Among the records below, find each line that includes the string "linear" and copy it.
-------- Dataset extract
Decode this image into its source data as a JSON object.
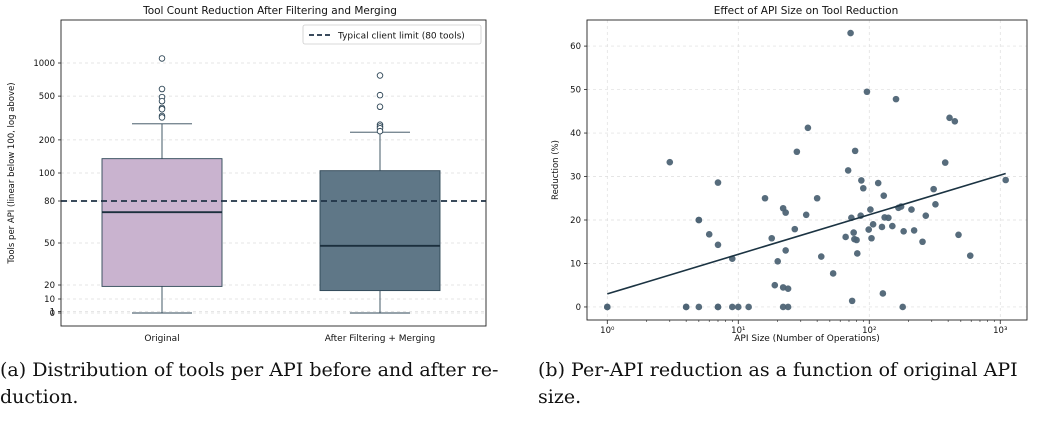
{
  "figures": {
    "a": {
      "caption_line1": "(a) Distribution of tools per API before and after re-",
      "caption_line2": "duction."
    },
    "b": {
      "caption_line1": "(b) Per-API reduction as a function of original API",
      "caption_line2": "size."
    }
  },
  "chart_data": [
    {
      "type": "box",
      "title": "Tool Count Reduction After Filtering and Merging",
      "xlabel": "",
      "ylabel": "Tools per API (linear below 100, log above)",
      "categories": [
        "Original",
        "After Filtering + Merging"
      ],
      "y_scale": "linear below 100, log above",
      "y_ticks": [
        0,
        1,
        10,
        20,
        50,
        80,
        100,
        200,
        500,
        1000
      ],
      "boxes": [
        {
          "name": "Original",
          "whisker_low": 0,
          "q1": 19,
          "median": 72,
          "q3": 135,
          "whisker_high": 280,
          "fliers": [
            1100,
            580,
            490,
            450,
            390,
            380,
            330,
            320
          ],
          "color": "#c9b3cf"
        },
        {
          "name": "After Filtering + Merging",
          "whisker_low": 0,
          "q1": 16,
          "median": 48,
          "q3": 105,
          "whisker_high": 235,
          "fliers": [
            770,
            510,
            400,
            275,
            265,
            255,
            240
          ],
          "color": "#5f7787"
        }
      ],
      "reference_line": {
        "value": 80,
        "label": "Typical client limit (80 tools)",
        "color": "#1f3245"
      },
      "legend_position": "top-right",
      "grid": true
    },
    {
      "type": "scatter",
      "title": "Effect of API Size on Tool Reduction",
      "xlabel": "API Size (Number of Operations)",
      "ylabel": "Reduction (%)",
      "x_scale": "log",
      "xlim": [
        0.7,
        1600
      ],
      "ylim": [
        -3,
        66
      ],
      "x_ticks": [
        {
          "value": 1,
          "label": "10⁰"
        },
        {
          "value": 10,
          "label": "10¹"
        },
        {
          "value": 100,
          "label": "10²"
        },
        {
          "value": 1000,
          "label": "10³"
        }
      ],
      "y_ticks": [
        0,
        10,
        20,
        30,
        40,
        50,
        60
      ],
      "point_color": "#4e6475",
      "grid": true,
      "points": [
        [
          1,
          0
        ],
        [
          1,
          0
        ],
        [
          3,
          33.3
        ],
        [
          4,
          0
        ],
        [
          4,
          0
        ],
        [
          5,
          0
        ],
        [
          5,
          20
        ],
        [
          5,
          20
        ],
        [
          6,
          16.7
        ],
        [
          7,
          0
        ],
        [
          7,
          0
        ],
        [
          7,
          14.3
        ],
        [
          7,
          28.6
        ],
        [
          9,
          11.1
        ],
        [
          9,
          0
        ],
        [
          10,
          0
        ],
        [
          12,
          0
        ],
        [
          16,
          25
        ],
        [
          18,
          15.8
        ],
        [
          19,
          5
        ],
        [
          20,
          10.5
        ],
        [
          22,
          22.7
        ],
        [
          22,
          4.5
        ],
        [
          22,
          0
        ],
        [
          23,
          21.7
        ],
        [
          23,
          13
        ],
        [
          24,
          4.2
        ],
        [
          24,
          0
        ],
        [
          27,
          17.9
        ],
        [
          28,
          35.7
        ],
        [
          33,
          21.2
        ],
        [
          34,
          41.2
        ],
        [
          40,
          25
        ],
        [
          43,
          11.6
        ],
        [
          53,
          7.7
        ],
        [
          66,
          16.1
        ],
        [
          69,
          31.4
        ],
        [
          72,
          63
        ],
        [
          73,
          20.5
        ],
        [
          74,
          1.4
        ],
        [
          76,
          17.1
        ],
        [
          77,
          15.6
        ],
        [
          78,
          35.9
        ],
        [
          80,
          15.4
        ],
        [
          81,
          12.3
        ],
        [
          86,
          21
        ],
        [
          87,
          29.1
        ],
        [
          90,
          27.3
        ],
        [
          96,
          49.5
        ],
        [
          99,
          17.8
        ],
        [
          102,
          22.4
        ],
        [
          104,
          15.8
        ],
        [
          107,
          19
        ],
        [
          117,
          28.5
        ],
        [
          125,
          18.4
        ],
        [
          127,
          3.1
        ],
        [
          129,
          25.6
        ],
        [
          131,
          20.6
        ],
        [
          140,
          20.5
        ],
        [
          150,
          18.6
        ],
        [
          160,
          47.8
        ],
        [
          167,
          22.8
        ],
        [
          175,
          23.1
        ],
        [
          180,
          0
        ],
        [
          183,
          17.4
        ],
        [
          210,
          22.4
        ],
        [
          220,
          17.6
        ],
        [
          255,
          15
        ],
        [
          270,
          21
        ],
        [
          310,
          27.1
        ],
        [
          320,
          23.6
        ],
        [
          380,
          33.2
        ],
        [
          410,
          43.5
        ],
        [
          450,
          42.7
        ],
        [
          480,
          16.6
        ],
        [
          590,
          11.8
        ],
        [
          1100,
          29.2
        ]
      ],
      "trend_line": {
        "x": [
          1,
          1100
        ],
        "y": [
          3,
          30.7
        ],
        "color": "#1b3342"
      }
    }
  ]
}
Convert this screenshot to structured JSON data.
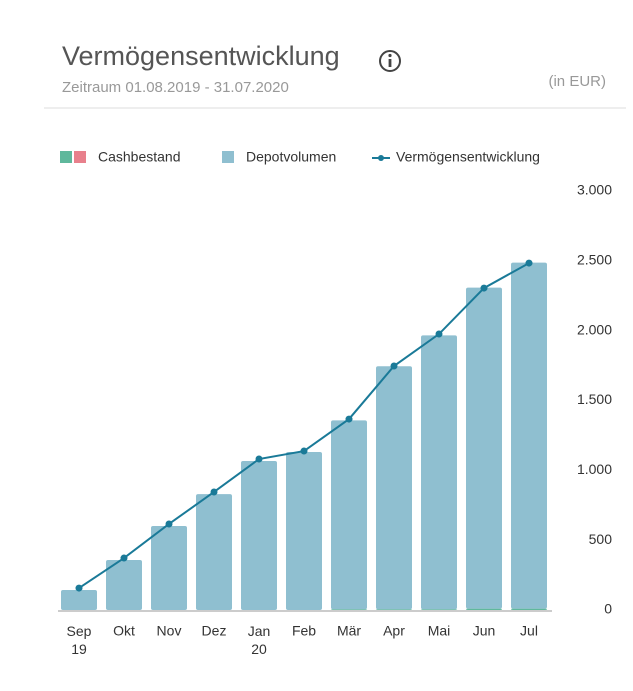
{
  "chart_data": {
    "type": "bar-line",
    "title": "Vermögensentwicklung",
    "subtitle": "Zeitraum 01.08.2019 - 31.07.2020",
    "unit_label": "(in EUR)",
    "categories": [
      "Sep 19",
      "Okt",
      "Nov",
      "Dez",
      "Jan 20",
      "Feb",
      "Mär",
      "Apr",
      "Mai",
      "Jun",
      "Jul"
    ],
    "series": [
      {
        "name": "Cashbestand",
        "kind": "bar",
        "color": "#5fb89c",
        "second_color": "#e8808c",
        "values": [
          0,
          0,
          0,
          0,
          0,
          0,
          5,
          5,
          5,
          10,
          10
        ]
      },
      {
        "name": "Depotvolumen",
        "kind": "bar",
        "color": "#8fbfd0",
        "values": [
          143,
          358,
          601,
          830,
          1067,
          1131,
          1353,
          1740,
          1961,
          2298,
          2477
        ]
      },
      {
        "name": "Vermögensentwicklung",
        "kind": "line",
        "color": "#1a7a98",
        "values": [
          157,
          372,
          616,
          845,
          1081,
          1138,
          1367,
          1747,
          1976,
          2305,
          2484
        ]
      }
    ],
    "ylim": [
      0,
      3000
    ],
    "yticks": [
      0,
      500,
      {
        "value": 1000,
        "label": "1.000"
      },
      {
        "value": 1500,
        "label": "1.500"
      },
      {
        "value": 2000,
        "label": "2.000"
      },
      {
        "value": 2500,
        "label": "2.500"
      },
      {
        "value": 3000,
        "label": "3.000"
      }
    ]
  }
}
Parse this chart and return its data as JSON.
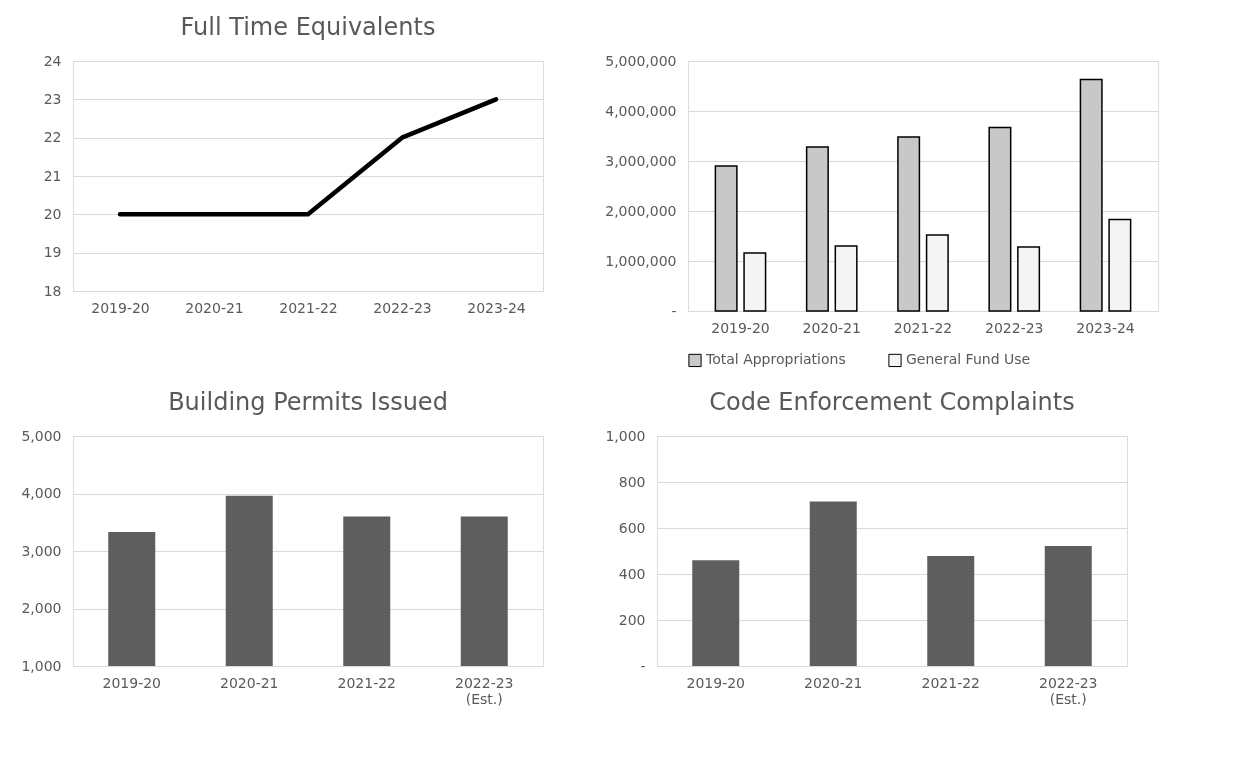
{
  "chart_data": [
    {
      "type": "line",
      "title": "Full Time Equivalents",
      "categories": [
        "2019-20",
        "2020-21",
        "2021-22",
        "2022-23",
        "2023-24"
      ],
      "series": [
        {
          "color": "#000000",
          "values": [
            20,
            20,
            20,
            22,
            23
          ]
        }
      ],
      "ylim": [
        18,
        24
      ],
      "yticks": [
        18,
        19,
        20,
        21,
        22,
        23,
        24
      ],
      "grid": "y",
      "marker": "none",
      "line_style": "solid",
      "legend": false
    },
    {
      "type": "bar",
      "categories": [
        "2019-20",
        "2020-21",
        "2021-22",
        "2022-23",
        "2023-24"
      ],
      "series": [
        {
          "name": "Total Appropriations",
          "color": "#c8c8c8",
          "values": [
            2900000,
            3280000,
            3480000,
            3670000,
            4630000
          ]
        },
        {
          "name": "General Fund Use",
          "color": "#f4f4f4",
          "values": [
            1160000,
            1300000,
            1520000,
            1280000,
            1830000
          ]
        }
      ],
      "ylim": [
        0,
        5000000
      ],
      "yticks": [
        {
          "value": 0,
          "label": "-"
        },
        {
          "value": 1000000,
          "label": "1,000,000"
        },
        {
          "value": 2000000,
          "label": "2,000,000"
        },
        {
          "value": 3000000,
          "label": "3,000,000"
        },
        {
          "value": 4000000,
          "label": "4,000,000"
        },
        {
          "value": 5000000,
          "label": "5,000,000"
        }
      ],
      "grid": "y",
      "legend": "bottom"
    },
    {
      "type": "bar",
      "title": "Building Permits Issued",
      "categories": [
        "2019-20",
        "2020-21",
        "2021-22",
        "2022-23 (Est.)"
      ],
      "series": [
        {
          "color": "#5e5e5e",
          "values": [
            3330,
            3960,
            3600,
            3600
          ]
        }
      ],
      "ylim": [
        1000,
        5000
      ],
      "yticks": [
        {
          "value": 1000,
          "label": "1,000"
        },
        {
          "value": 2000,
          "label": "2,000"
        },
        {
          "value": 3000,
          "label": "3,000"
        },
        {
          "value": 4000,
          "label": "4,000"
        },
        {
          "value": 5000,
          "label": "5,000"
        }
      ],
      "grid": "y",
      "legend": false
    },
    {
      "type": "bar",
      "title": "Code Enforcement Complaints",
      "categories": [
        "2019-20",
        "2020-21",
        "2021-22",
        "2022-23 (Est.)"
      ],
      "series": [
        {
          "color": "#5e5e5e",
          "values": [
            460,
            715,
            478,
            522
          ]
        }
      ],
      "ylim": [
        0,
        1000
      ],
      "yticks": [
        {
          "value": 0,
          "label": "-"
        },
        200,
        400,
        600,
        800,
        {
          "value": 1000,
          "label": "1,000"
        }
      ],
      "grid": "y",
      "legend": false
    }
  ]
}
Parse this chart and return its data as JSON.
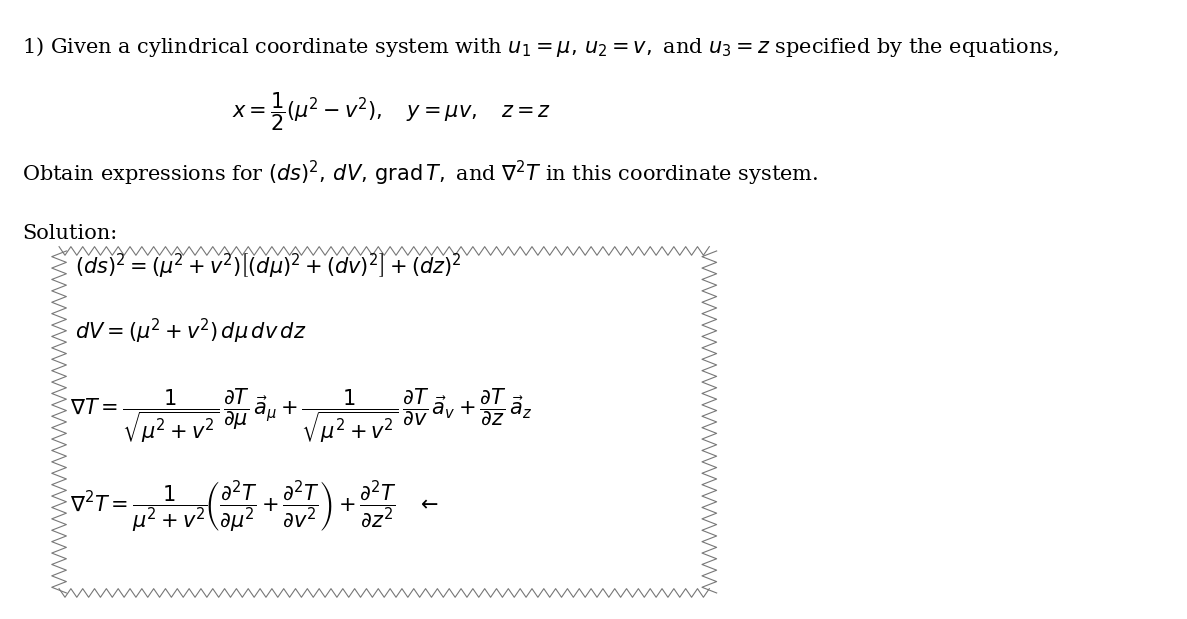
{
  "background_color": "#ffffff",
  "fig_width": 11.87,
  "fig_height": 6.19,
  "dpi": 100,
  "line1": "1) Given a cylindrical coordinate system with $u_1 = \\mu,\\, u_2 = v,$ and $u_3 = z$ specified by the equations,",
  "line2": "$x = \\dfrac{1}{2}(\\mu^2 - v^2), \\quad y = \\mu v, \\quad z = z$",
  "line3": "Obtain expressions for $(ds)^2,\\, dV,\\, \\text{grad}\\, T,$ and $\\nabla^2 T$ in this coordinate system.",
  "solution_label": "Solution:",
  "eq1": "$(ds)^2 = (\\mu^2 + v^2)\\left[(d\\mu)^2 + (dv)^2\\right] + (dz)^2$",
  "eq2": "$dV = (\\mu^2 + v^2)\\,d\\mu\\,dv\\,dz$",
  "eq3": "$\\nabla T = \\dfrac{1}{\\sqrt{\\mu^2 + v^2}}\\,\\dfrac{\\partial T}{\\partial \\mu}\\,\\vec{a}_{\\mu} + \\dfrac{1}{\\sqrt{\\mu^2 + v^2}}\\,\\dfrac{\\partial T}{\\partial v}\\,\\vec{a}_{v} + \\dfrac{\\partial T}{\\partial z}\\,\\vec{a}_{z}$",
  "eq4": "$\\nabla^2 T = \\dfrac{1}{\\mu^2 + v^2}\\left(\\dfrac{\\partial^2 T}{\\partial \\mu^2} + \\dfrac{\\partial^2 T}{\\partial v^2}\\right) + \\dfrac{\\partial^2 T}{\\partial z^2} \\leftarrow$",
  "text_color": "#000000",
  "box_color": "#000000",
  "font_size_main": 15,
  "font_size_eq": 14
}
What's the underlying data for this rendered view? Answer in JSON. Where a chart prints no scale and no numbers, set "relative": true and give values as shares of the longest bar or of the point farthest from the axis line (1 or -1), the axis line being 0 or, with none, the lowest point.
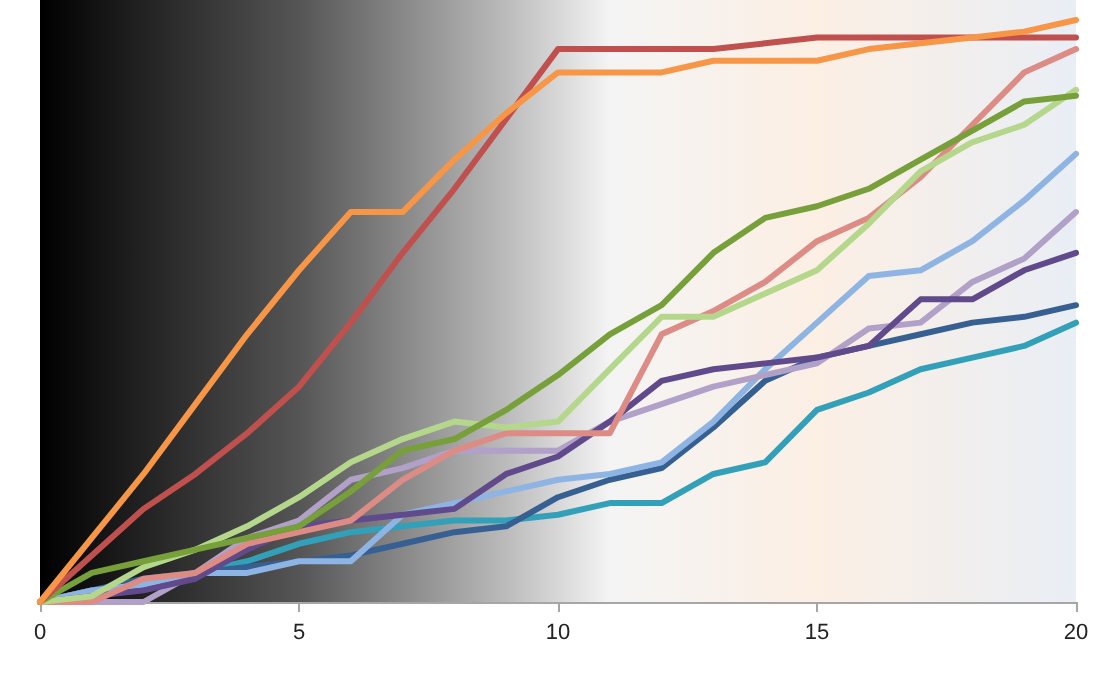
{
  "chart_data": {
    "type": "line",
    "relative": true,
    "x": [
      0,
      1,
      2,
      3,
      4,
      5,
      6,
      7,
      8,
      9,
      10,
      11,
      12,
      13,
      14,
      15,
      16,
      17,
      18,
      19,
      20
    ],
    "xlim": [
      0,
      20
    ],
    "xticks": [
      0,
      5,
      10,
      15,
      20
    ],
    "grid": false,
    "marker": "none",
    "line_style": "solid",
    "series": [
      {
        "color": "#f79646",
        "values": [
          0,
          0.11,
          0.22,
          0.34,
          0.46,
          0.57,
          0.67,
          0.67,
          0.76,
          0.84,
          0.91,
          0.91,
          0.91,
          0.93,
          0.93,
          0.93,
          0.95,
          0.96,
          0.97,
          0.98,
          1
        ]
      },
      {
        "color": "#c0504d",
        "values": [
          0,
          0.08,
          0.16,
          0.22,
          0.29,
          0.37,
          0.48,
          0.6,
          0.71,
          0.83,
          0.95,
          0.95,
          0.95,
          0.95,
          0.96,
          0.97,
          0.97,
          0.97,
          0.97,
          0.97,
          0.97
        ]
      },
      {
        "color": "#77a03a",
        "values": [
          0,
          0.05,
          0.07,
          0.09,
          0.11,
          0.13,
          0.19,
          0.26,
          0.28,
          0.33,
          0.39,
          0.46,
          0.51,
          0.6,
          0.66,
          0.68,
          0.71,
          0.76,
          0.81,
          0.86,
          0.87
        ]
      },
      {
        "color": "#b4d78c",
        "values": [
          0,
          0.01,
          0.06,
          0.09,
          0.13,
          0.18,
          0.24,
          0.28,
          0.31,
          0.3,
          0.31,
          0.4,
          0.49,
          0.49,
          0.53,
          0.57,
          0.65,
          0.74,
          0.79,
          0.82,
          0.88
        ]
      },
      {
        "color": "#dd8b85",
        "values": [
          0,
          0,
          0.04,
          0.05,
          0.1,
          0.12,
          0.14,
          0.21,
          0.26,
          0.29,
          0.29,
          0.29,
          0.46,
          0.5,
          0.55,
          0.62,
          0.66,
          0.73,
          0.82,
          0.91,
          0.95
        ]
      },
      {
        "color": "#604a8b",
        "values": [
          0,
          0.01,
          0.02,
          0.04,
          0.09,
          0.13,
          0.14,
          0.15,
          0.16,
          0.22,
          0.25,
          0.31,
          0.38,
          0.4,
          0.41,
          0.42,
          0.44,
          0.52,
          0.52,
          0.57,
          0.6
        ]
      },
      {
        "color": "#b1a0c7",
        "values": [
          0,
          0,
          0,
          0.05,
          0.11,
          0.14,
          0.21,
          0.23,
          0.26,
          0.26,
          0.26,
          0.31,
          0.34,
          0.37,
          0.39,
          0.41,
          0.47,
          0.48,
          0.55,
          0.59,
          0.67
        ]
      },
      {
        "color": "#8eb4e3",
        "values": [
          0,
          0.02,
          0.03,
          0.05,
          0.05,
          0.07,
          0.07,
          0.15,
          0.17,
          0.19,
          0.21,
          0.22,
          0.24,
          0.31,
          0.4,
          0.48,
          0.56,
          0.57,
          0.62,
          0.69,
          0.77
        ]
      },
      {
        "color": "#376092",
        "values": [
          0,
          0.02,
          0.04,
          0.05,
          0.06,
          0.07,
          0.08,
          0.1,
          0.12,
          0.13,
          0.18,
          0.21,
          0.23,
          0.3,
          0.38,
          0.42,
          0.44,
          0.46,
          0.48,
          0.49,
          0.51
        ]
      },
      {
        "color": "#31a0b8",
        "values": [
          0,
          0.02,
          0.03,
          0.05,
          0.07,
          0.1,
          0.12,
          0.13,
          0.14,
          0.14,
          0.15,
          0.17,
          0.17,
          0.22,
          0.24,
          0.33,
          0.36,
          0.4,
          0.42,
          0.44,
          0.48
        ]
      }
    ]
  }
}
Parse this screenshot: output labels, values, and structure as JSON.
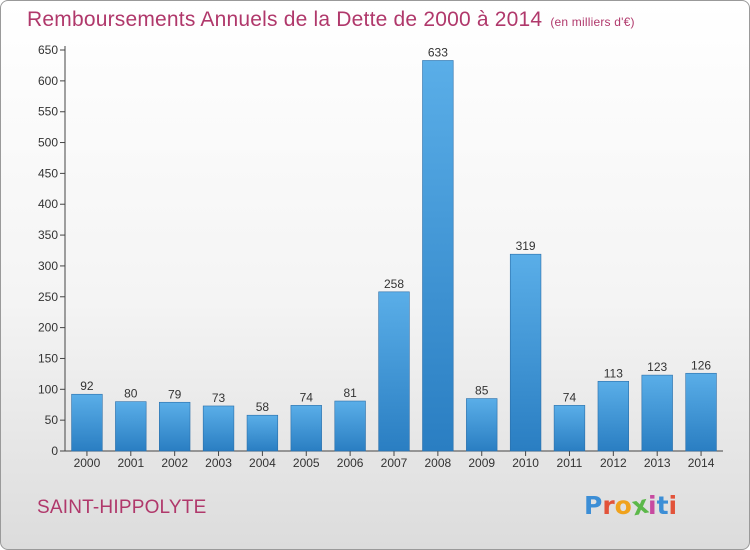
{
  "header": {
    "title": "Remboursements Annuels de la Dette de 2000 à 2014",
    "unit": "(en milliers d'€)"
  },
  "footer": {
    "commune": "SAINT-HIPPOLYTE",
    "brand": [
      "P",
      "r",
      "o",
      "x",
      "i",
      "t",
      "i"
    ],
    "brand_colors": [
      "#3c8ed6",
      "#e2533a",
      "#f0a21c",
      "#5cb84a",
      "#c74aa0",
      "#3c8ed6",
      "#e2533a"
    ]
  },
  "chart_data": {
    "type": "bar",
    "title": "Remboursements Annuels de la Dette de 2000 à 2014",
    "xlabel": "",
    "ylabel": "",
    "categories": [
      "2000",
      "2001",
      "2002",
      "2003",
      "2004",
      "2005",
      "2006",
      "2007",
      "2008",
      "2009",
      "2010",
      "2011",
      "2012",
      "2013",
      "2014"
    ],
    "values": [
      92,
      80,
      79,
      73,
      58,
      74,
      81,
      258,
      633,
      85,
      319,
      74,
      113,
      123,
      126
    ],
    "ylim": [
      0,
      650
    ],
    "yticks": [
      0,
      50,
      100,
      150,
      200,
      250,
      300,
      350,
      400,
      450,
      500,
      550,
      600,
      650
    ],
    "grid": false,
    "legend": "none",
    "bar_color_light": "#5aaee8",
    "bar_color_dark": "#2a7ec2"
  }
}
----------------
▶ [Final result]
      "ylabel": "Tools per API (linear below 100, log above)",
      "y_scale": "linear below 100, log above",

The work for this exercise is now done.